[start The data]
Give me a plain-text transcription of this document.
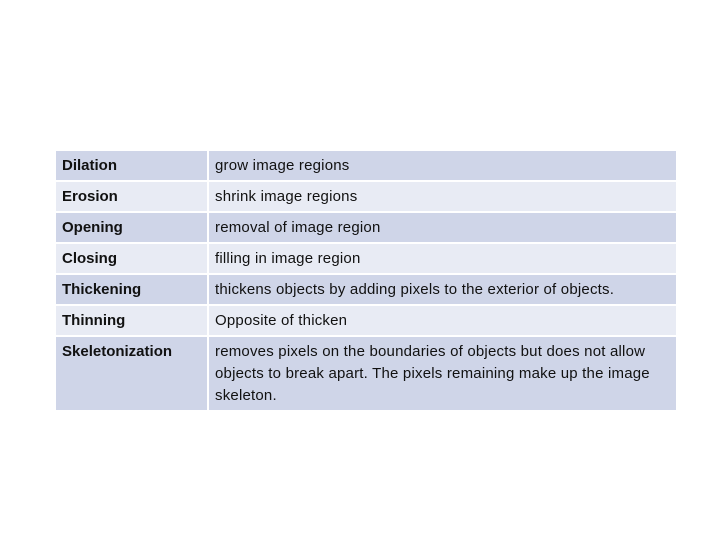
Dilation	grow image regions
Erosion	shrink image regions
Opening	removal of image region
Closing	filling in image region
Thickening	thickens objects by adding pixels to the exterior of objects.
Thinning	Opposite of thicken
Skeletonization	removes pixels on the boundaries of objects but does not allow objects to break apart. The pixels remaining make up the image skeleton.
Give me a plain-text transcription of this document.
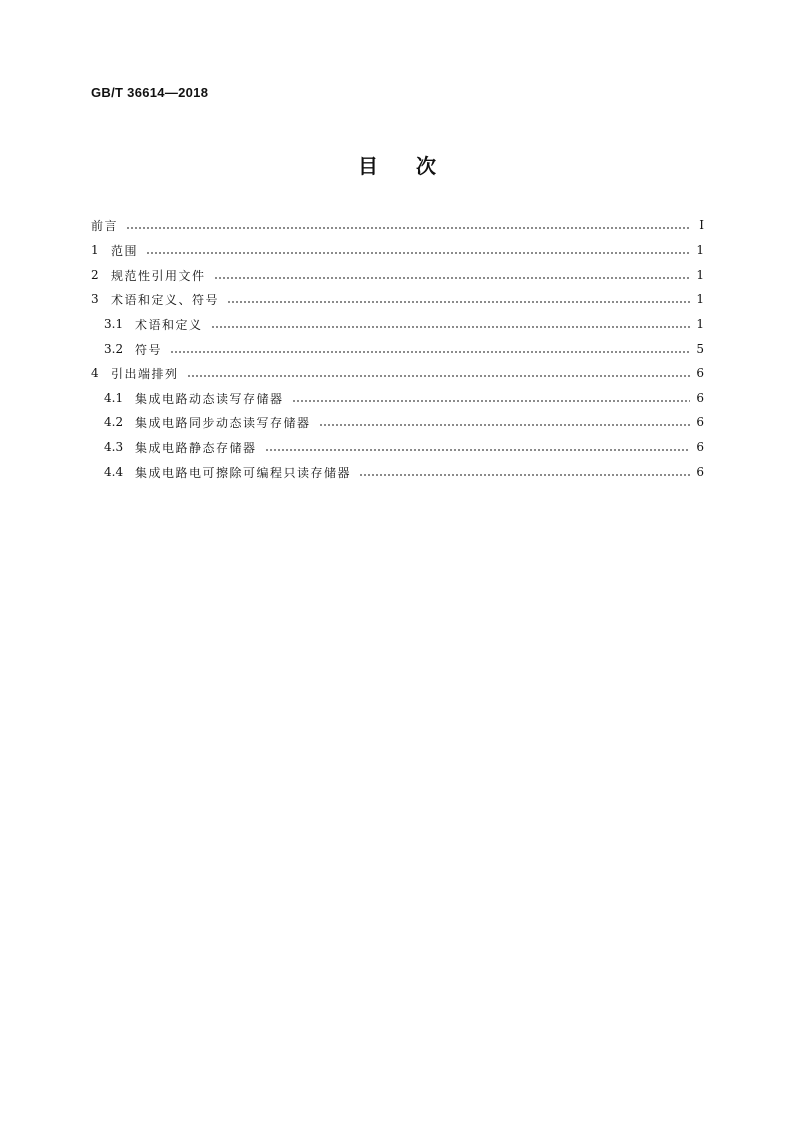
GB/T 36614—2018
目次
前言	Ⅰ
1	范围	1
2	规范性引用文件	1
3	术语和定义、符号	1
3.1 术语和定义	1
3.2 符号	5
4	引出端排列	6
4.1 集成电路动态读写存储器	6
4.2 集成电路同步动态读写存储器	6
4.3 集成电路静态存储器	6
4.4 集成电路电可擦除可编程只读存储器	6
[end The data]
## Exercise requirements:
Skip the pictures and transcribe the rest of the records exactly.

## Reply to the task:
Give me a plain-text transcription of this document.
Dilation	grow image regions
Erosion	shrink image regions
Opening	removal of image region
Closing	filling in image region
Thickening	thickens objects by adding pixels to the exterior of objects.
Thinning	Opposite of thicken
Skeletonization	removes pixels on the boundaries of objects but does not allow objects to break apart. The pixels remaining make up the image skeleton.
Give me a plain-text transcription of this document.
GB/T 36614—2018
目次
前言	Ⅰ
1	范围	1
2	规范性引用文件	1
3	术语和定义、符号	1
3.1 术语和定义	1
3.2 符号	5
4	引出端排列	6
4.1 集成电路动态读写存储器	6
4.2 集成电路同步动态读写存储器	6
4.3 集成电路静态存储器	6
4.4 集成电路电可擦除可编程只读存储器	6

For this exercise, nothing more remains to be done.